SHORT EXERCISE >>
Every record below should be printed exactly as it appears.

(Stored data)
========================================================================

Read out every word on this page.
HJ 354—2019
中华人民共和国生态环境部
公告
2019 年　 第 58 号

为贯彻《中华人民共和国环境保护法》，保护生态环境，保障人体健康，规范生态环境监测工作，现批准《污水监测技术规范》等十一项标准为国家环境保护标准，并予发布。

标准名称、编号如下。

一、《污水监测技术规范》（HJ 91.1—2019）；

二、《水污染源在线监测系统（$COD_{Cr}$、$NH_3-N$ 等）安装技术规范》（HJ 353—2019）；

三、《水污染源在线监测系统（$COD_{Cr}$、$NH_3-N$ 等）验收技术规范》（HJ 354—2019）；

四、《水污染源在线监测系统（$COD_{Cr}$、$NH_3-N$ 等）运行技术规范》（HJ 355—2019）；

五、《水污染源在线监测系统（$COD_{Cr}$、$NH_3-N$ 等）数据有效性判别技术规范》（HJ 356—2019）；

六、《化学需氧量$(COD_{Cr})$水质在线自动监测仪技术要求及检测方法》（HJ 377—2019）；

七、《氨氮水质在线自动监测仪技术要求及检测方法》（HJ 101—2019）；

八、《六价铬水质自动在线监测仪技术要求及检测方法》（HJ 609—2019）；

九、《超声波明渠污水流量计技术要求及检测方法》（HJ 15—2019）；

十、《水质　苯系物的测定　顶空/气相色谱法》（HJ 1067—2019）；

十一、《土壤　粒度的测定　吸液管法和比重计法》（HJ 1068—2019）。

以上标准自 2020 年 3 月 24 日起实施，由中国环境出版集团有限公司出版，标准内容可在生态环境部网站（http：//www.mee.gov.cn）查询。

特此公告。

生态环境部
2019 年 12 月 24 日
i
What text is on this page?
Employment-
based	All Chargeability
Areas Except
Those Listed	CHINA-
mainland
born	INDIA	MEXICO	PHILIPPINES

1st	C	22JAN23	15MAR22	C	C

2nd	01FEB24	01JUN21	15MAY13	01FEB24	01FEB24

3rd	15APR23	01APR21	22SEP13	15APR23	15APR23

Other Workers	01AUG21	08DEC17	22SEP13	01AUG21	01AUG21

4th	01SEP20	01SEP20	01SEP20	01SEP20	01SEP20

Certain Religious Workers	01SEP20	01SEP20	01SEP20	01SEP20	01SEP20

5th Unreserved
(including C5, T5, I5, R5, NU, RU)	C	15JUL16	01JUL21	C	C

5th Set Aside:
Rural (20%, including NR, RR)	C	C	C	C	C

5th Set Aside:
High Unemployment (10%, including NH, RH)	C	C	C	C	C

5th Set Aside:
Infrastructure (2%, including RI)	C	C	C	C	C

========================================================================

SOLUTION >>
Read out every word on this page.
HJ 354—2019
中华人民共和国生态环境部
公告
2019 年　 第 58 号

为贯彻《中华人民共和国环境保护法》，保护生态环境，保障人体健康，规范生态环境监测工作，现批准《污水监测技术规范》等十一项标准为国家环境保护标准，并予发布。

标准名称、编号如下。

一、《污水监测技术规范》（HJ 91.1—2019）；

二、《水污染源在线监测系统（$COD_{Cr}$、$NH_3-N$ 等）安装技术规范》（HJ 353—2019）；

三、《水污染源在线监测系统（$COD_{Cr}$、$NH_3-N$ 等）验收技术规范》（HJ 354—2019）；

四、《水污染源在线监测系统（$COD_{Cr}$、$NH_3-N$ 等）运行技术规范》（HJ 355—2019）；

五、《水污染源在线监测系统（$COD_{Cr}$、$NH_3-N$ 等）数据有效性判别技术规范》（HJ 356—2019）；

六、《化学需氧量$(COD_{Cr})$水质在线自动监测仪技术要求及检测方法》（HJ 377—2019）；

七、《氨氮水质在线自动监测仪技术要求及检测方法》（HJ 101—2019）；

八、《六价铬水质自动在线监测仪技术要求及检测方法》（HJ 609—2019）；

九、《超声波明渠污水流量计技术要求及检测方法》（HJ 15—2019）；

十、《水质　苯系物的测定　顶空/气相色谱法》（HJ 1067—2019）；

十一、《土壤　粒度的测定　吸液管法和比重计法》（HJ 1068—2019）。

以上标准自 2020 年 3 月 24 日起实施，由中国环境出版集团有限公司出版，标准内容可在生态环境部网站（http：//www.mee.gov.cn）查询。

特此公告。

生态环境部
2019 年 12 月 24 日
i
What text is on this page?
Employment-
based	All Chargeability
Areas Except
Those Listed	CHINA-
mainland
born	INDIA	MEXICO	PHILIPPINES

1st	C	22JAN23	15MAR22	C	C

2nd	01FEB24	01JUN21	15MAY13	01FEB24	01FEB24

3rd	15APR23	01APR21	22SEP13	15APR23	15APR23

Other Workers	01AUG21	08DEC17	22SEP13	01AUG21	01AUG21

4th	01SEP20	01SEP20	01SEP20	01SEP20	01SEP20

Certain Religious Workers	01SEP20	01SEP20	01SEP20	01SEP20	01SEP20

5th Unreserved
(including C5, T5, I5, R5, NU, RU)	C	15JUL16	01JUL21	C	C

5th Set Aside:
Rural (20%, including NR, RR)	C	C	C	C	C

5th Set Aside:
High Unemployment (10%, including NH, RH)	C	C	C	C	C

5th Set Aside:
Infrastructure (2%, including RI)	C	C	C	C	C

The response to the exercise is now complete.